BEGIN DATA FOR THIS EXERCISE
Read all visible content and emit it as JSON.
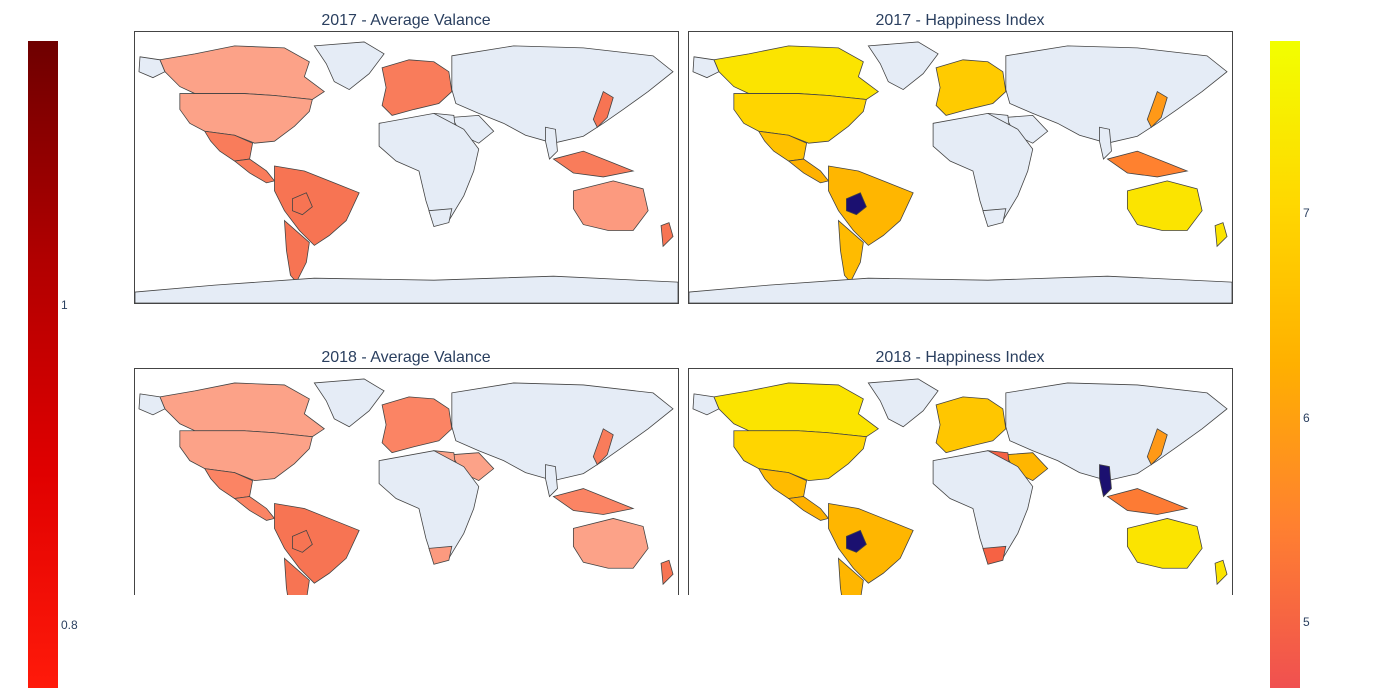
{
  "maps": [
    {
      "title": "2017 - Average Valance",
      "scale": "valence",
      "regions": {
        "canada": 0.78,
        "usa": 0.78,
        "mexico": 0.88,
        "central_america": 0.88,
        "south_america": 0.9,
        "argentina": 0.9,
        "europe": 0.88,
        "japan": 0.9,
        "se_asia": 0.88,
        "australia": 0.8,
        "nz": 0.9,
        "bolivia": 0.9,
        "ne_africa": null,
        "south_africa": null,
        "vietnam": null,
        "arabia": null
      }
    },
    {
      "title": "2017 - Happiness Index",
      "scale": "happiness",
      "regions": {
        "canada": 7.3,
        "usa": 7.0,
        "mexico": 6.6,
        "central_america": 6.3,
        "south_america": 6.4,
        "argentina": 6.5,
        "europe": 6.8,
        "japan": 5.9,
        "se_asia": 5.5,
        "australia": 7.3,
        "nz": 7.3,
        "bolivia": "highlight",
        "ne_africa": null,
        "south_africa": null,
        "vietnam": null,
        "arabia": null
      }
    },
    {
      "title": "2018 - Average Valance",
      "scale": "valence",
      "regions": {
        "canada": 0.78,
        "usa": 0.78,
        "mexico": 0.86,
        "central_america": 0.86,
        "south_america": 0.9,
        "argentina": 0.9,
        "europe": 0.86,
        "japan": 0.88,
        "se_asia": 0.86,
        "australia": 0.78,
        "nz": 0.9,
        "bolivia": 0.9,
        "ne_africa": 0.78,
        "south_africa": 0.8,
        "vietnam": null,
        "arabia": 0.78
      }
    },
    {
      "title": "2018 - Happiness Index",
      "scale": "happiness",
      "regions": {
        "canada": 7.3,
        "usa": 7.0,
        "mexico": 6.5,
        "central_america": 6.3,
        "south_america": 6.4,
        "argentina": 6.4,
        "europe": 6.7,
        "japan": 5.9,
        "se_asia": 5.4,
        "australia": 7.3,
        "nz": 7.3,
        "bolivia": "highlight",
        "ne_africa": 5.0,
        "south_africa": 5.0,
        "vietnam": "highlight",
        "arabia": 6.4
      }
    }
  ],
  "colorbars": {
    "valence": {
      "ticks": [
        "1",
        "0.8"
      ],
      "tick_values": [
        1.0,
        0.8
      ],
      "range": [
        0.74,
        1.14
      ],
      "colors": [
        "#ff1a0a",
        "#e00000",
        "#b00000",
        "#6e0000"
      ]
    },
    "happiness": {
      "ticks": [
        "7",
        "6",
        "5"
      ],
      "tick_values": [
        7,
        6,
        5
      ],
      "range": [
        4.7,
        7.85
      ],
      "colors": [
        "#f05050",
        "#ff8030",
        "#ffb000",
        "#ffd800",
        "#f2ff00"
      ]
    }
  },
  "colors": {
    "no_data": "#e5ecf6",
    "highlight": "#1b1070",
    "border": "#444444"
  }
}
END DATA FOR THIS EXERCISE
__TASK PROMPT__
Gather each line of the listing containing the word "mexico" and show it.

__EXPECTED ANSWER__
        "mexico": 0.88,
        "mexico": 6.6,
        "mexico": 0.86,
        "mexico": 6.5,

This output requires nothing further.